* **Task set**
(1) Say whether each statement agrees with the comfort box article, answering yes or no and quoting the words from the article that decide it: (a) Littlelifts was started by Oa Hackett, who had breast cancer herself. (b) The women met at the Norfolk and Norwich University Hospital to give their thoughts. (c) Mrs Hackett still works at the Princes Trust.
(2) Rewrite the comfort box article from "But for women" to "know they faced.", swapping "gift packages" for "care packages".

* **Page excerpt**
'It was something that solved that day for me' - Women give feedback on comfort box for breast cancer patients
PUBLISHED: 21:40 13 September 2018 | UPDATED: 21:55 13 September 2018
Archant Norfolk 2018
It is a simple brown cardboard box, filled to the brim with everything from plant seeds to a book of crosswords.
But for women diagnosed with primary breast cancer at the Norfolk and Norwich University Hospital, a comfort box from charity Littlelifts was a welcome gift when they had received the most devastating news.
Littlelifts was launched last year by Oa Hackett, from Bawburgh, who herself had breast cancer and was buoyed by receiving gift packages from friends.
Her aim was to ensure every woman going through a similar experience had all the tools she needed for the symptoms and side effects they did not yet know they faced.
Now, a almost a year later, more than 150 boxes have been given out at the NNUH and the service recently launched at the James Paget Hospital in Gorleston too.
Women who had received the boxes met at Britannia Cafe in Norwich on Wednesday to give their thoughts on the scheme.
Charlotte Ireland, 47, from Norwich said: “It actually had quite a big impact on me and my family, I have a daughter who was 11 at the time and inside they had things to make ice lollies with which I did with her and there was a seed which you could plant so actually we did quite a lot of things together out of the box. I also took a lot of things from the box when I had surgery so it not only helped me for the last bits of chemo but for surgery as well.”
While 51-year-old Kim Smith, who works for Aviva, added: “When I got home I got settled and obviously discussed what happened and Chris my husband said ‘open your box, it will make you feel better’ and I was blown away.
“I was quite tearful because there were things in that box that really touch you as a person and the symptoms you’re going through and it just felt like somebody had really realised what we are going through and you can give loads of money to charities that solve your future but this was something that was actually solved that day for me and that was a really lovely feeling.”
Some of the women at the feedback event had finished their treatment but others were still going through it.
Mrs Hackett, 32, who left her job at the Princes Trust to focus on Littlelifts full time, said: “I’m incredibly grateful and I’m really lucky to have so much support from my trustees. I’d be lying if I said we didn’t feel overwhelmed, we didn’t think a simple idea would make such a big difference.”

Records contained in a dataset
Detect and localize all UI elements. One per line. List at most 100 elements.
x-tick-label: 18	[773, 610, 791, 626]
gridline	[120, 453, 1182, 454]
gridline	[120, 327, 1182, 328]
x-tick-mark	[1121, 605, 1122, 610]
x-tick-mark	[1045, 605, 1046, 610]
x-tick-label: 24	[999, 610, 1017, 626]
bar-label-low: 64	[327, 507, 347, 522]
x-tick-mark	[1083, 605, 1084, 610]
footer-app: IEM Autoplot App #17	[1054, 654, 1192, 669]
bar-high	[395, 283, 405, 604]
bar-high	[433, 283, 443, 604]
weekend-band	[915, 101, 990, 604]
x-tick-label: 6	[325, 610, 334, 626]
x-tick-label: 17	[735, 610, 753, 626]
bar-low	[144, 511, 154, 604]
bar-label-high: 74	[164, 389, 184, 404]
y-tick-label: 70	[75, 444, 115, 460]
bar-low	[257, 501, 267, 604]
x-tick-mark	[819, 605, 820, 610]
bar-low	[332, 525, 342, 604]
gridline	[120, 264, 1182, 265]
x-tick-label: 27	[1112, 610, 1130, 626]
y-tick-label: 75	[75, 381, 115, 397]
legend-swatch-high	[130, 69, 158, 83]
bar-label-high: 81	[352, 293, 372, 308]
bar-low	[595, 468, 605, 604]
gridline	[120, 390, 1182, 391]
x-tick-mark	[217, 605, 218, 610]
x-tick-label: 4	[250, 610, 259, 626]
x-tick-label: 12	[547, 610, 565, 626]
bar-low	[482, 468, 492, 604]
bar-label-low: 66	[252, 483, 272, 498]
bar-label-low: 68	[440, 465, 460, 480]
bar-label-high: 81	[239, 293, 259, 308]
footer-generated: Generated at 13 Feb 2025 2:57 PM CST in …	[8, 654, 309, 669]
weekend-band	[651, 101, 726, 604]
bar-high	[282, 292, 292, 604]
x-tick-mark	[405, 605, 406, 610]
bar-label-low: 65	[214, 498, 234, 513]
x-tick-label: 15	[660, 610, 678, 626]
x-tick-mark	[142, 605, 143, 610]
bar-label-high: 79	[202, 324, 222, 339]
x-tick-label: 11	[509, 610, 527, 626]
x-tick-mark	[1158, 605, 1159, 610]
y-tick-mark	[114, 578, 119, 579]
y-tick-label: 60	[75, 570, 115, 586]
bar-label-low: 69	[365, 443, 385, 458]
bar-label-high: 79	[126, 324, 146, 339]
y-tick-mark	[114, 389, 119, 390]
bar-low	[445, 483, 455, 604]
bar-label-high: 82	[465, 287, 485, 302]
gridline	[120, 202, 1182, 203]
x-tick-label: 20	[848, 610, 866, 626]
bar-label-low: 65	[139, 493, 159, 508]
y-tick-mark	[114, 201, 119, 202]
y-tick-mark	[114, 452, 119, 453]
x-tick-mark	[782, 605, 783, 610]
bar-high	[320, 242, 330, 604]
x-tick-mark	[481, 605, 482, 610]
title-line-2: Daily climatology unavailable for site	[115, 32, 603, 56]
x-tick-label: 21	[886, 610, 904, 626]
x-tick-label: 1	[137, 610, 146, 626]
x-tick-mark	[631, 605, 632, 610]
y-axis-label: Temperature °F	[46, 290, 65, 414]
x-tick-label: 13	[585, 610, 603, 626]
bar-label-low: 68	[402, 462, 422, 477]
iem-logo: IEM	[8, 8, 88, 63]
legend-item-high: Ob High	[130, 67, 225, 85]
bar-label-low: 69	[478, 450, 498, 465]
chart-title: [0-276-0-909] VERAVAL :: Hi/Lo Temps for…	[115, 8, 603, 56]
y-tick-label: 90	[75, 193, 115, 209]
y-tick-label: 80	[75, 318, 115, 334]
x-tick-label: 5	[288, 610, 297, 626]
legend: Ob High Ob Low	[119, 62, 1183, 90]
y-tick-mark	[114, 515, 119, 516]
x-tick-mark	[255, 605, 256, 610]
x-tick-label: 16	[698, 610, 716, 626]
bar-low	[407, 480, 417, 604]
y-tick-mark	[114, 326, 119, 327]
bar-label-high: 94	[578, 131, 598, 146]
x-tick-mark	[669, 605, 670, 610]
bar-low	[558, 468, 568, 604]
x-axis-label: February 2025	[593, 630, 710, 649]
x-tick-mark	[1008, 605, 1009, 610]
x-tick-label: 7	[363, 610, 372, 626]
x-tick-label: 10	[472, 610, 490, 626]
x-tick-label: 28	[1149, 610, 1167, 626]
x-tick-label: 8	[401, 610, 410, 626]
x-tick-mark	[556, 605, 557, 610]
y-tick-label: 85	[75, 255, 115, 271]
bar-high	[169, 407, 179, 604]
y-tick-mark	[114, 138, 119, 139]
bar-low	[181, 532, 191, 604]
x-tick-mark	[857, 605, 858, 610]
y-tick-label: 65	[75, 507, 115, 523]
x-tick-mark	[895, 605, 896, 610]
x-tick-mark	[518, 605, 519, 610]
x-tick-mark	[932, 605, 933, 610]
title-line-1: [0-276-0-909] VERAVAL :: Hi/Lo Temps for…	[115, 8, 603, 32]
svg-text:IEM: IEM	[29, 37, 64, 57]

* **Task results**
(1)
(a) Yes: "Littlelifts was launched last year by Oa Hackett, from Bawburgh, who herself had breast cancer"
(b) No: "Women who had received the boxes met at Britannia Cafe in Norwich on Wednesday to give their thoughts on the scheme."
(c) No: "who left her job at the Princes Trust to focus on Littlelifts full time"

(2)
But for women diagnosed with primary breast cancer at the Norfolk and Norwich University Hospital, a comfort box from charity Littlelifts was a welcome gift when they had received the most devastating news.
Littlelifts was launched last year by Oa Hackett, from Bawburgh, who herself had breast cancer and was buoyed by receiving care packages from friends.
Her aim was to ensure every woman going through a similar experience had all the tools she needed for the symptoms and side effects they did not yet know they faced.